### Set task
Each line containing the word "KESKİN" must be collected.

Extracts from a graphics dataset
┄┄┄┄┄┄┄┄┄┄┄┄┄┄┄┄┄┄┄┄
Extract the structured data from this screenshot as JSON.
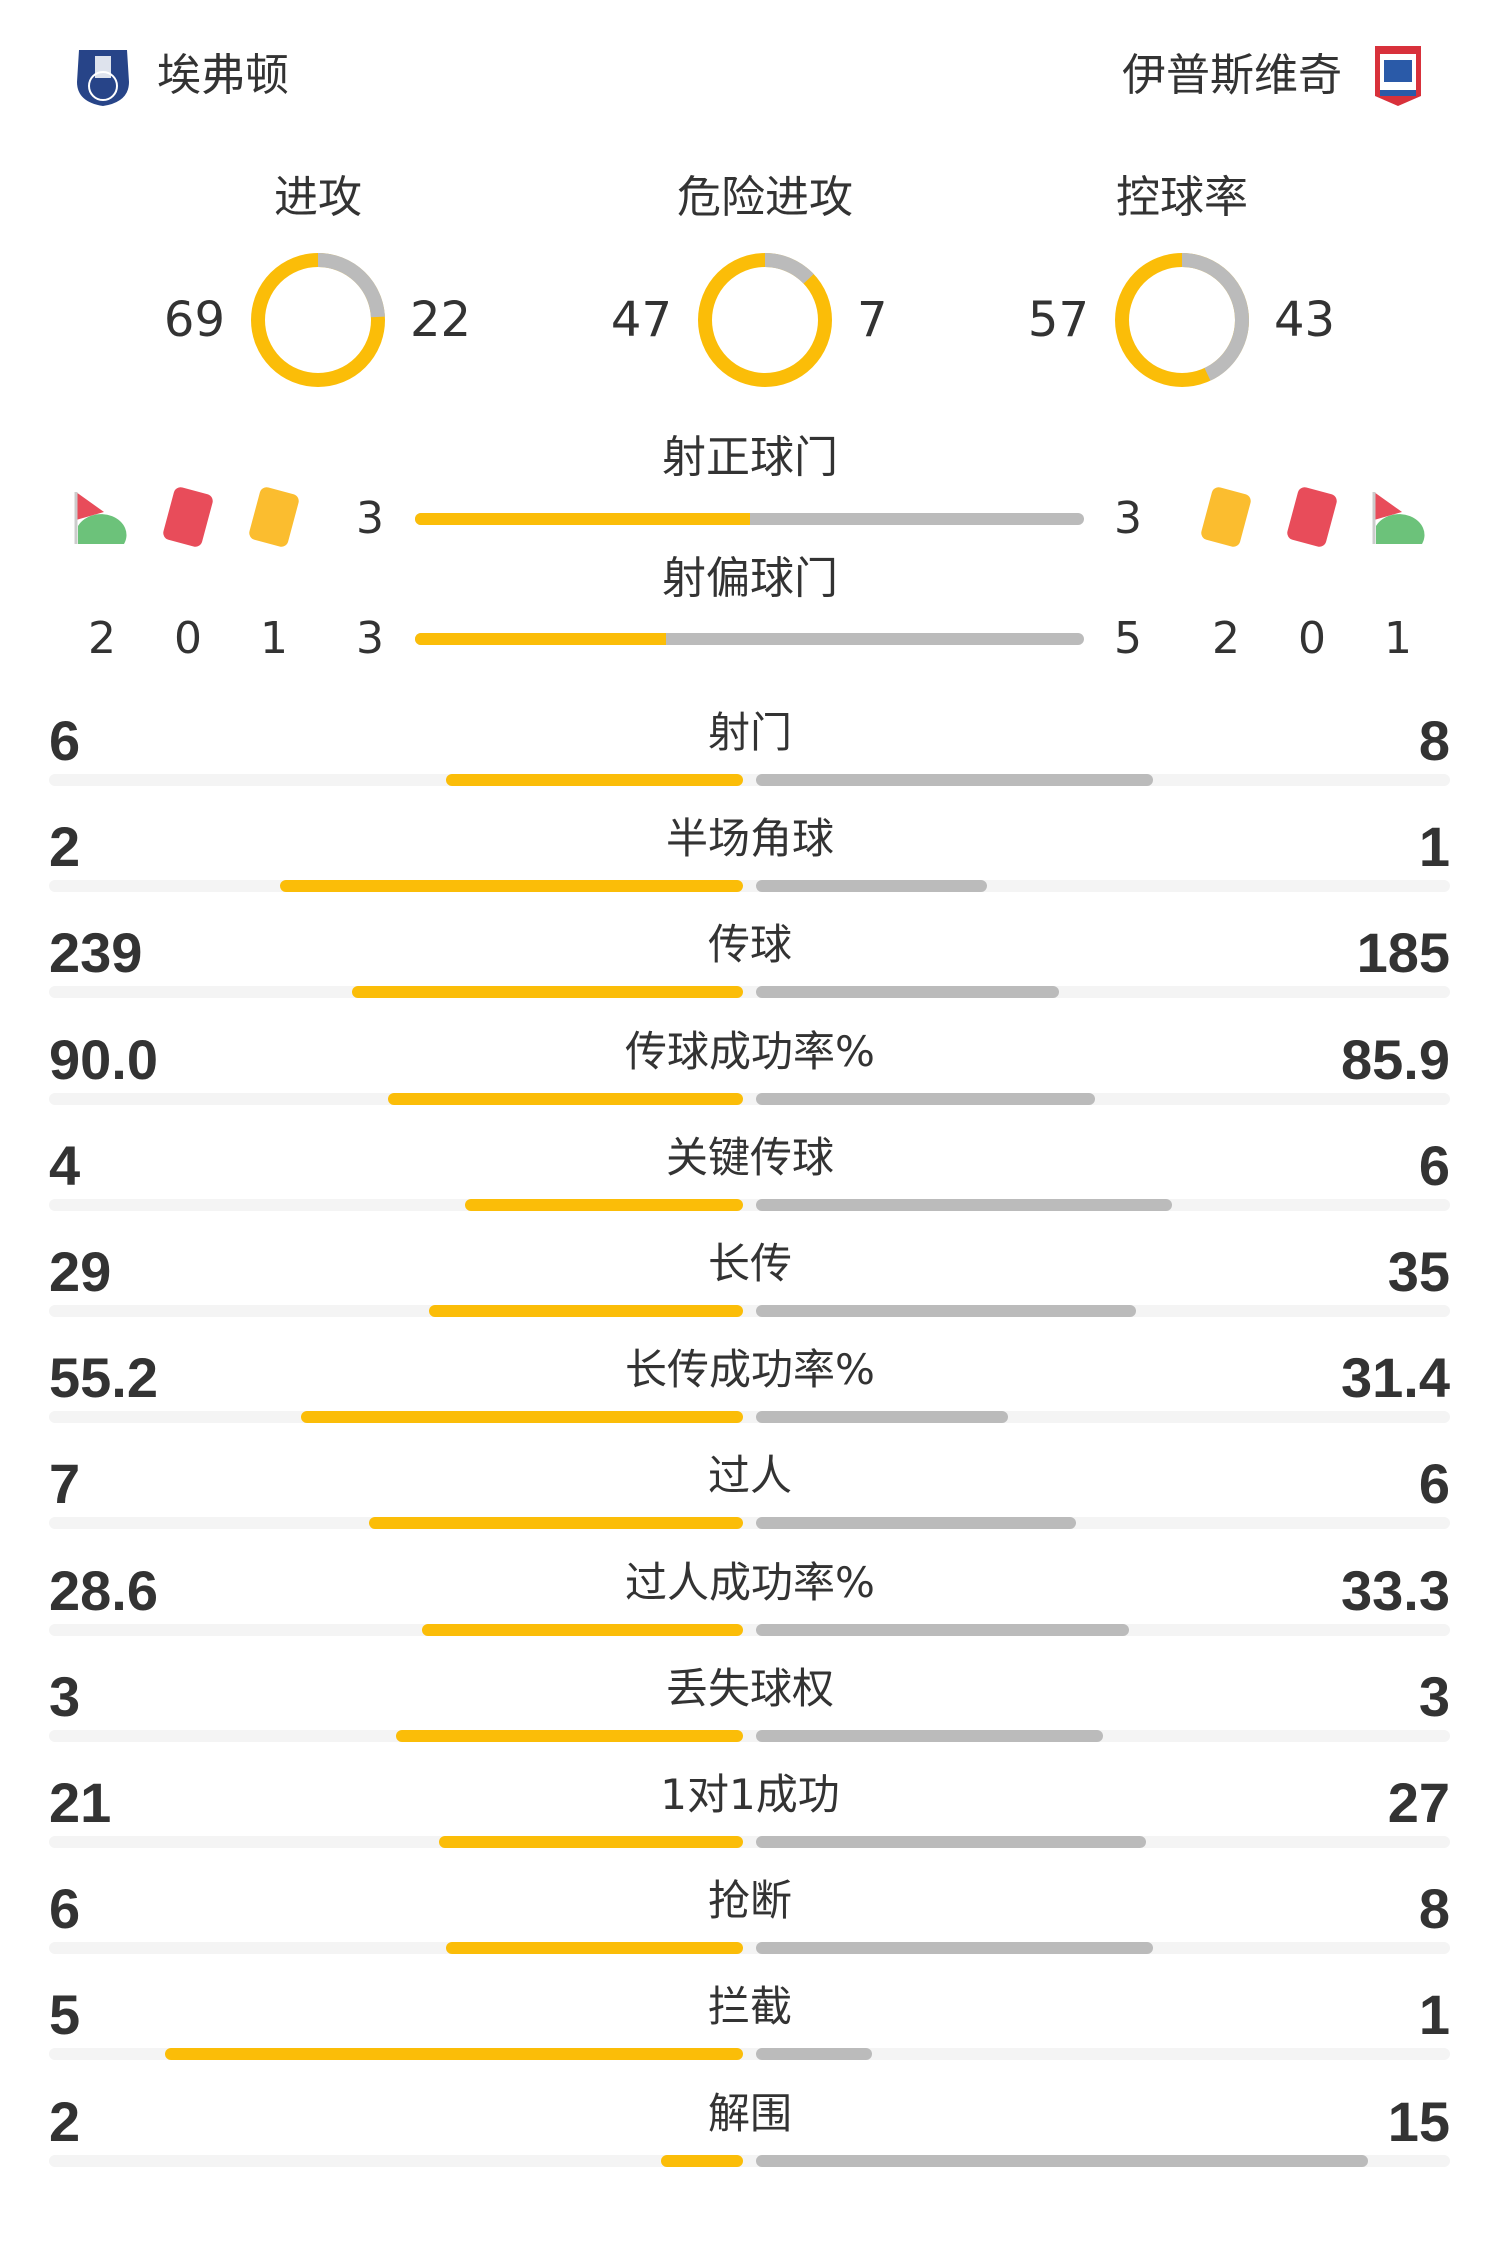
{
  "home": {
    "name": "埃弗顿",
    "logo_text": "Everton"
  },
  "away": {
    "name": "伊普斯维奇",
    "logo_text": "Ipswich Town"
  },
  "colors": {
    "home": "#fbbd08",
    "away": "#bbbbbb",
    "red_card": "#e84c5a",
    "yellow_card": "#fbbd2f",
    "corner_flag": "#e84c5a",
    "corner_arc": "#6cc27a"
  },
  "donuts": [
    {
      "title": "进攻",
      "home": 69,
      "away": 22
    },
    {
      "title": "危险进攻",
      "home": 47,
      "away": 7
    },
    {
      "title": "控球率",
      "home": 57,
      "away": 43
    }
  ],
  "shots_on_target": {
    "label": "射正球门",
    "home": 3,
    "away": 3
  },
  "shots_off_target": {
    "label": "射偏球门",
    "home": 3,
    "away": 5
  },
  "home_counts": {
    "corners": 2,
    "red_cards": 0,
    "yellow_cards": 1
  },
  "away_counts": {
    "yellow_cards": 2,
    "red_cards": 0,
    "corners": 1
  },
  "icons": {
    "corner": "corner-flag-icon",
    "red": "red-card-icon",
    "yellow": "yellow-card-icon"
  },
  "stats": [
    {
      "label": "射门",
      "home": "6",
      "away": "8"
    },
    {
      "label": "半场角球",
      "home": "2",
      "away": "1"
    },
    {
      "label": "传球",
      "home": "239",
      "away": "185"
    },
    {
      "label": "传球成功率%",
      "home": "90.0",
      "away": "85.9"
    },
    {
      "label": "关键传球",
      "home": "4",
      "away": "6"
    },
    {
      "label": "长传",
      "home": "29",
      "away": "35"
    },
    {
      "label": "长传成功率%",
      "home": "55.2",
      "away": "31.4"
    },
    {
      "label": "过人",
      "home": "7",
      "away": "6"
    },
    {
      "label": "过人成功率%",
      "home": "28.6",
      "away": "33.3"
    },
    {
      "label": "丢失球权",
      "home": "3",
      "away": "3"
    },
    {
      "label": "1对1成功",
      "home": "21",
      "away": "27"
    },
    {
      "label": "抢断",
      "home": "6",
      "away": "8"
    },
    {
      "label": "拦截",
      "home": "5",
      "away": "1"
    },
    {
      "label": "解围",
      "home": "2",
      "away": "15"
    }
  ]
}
┄┄┄┄┄┄┄┄┄┄┄┄┄┄┄┄┄┄┄┄
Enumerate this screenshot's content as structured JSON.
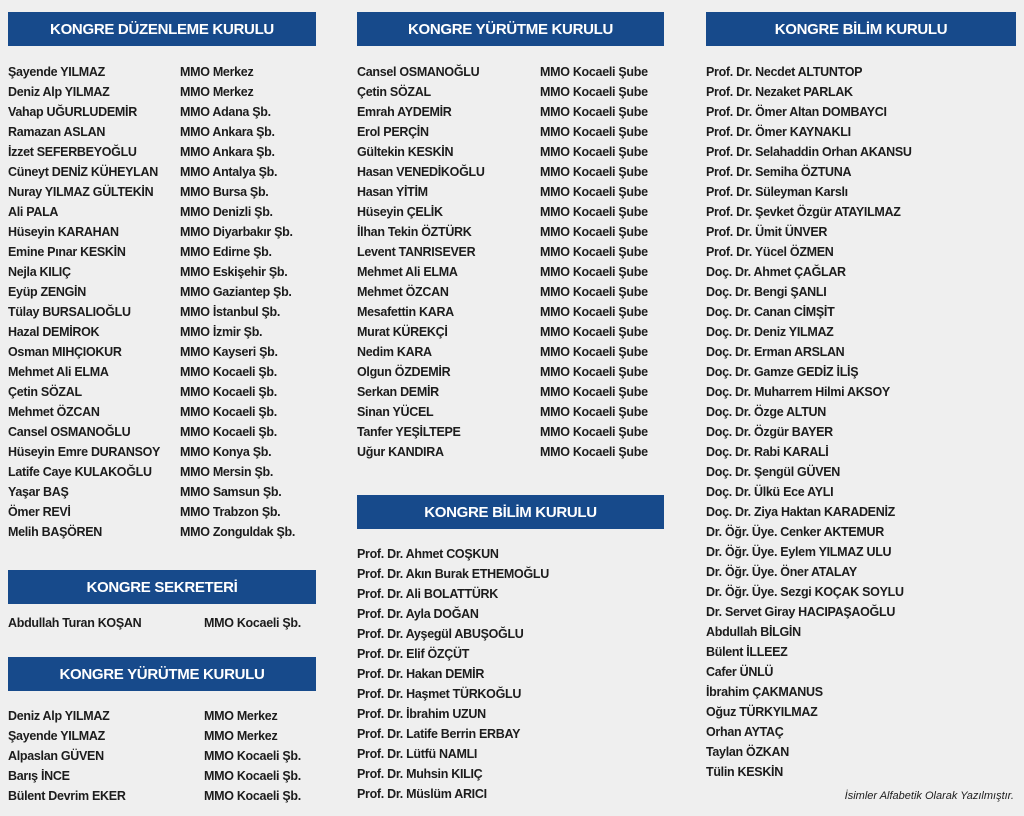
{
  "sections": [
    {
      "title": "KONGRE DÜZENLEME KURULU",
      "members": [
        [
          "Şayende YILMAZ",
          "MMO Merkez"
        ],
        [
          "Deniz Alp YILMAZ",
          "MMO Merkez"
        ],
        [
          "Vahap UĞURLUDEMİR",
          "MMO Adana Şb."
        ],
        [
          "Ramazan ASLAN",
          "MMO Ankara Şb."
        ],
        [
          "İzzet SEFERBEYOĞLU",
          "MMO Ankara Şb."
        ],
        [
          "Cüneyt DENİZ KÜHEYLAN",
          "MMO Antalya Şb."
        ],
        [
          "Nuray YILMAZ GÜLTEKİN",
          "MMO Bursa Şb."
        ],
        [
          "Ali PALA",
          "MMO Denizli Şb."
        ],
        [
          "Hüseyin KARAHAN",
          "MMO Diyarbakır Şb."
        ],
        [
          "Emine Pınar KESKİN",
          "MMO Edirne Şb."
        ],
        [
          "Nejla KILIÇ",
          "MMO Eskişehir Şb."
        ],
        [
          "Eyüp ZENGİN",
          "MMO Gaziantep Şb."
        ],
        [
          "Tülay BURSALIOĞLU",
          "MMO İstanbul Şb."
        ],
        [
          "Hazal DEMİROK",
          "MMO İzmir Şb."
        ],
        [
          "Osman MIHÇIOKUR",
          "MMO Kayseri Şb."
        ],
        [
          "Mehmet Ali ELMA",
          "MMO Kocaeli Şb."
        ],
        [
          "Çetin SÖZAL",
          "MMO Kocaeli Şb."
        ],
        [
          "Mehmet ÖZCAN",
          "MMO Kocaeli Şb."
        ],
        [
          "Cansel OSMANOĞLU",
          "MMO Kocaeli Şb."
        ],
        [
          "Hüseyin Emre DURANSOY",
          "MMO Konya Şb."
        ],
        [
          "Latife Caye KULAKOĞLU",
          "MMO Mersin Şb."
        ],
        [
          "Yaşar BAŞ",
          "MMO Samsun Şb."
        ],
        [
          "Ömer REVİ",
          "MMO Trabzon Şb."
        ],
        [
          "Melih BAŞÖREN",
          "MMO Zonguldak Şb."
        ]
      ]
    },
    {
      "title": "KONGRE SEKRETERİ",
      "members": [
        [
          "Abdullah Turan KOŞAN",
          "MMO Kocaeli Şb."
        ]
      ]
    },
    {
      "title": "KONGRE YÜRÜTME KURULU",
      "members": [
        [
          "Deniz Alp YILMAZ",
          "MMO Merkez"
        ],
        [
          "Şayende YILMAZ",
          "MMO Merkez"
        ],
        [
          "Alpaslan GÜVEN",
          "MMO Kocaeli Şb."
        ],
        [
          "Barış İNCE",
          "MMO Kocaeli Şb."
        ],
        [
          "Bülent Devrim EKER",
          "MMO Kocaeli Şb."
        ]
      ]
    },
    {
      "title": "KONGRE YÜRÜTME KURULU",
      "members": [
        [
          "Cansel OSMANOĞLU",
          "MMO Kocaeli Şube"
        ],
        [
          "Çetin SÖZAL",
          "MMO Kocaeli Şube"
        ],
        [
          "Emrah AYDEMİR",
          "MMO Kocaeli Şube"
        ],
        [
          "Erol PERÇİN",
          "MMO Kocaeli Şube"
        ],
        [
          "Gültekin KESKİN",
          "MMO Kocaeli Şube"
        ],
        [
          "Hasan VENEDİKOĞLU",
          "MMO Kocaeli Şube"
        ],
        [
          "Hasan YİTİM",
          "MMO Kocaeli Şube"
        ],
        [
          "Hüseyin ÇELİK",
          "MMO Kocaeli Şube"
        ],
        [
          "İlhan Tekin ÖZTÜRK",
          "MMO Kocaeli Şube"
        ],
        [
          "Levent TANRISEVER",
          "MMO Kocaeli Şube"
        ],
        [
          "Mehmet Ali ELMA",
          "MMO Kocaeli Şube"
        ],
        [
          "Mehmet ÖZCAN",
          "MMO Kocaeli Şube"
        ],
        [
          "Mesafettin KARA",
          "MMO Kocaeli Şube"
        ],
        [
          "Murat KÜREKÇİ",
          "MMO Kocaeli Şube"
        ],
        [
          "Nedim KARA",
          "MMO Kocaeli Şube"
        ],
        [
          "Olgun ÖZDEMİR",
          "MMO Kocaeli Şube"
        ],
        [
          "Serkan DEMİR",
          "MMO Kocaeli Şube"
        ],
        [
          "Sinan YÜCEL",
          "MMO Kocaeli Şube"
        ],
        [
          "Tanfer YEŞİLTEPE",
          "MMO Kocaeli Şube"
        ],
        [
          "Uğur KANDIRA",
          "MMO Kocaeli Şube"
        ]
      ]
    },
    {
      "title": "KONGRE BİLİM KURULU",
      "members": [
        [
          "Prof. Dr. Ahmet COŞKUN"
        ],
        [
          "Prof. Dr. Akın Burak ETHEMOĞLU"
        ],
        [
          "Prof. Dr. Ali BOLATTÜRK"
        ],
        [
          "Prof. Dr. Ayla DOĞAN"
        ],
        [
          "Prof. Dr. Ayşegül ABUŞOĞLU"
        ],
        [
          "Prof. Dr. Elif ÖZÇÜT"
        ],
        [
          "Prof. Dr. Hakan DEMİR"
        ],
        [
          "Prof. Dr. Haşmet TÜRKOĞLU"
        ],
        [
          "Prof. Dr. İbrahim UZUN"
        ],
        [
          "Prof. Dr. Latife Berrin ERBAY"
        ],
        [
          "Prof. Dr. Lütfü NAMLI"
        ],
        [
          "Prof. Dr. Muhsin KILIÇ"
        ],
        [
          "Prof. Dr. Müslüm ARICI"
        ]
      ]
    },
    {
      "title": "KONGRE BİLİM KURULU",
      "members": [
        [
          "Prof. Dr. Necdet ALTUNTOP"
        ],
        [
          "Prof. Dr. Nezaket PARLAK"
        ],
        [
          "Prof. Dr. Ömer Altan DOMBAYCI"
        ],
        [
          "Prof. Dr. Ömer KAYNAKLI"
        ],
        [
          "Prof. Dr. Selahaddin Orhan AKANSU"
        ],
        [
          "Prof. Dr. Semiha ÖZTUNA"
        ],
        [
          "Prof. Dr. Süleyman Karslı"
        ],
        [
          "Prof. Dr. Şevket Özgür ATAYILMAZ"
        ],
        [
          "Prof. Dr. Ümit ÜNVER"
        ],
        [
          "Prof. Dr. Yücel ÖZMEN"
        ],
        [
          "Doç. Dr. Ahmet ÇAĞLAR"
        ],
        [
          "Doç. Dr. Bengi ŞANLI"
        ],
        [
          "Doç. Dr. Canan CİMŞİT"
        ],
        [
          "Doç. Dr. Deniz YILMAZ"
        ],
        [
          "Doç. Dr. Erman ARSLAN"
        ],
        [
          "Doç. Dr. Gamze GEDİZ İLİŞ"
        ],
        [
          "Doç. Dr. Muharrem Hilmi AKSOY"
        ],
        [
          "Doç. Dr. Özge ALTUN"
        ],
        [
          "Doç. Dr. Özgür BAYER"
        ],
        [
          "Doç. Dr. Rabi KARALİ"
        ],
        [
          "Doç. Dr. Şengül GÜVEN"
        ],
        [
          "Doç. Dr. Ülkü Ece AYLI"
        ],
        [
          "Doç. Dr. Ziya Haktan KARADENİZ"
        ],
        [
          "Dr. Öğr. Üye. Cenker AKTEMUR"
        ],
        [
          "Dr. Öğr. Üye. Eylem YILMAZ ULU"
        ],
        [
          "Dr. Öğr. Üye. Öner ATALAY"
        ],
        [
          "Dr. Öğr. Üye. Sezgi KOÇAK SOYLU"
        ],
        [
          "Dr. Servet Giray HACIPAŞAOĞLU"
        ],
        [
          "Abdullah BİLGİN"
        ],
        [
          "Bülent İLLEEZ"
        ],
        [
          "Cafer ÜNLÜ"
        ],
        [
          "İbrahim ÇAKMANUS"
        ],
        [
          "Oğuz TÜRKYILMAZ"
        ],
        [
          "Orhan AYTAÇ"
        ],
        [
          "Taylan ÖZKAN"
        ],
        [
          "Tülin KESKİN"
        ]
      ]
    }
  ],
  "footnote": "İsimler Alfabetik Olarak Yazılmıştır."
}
┄┄┄┄┄┄┄┄┄┄┄┄┄┄┄┄┄┄┄┄
### Response to the exercise
          "Emine Pınar KESKİN",
          "Gültekin KESKİN",
          "Tülin KESKİN"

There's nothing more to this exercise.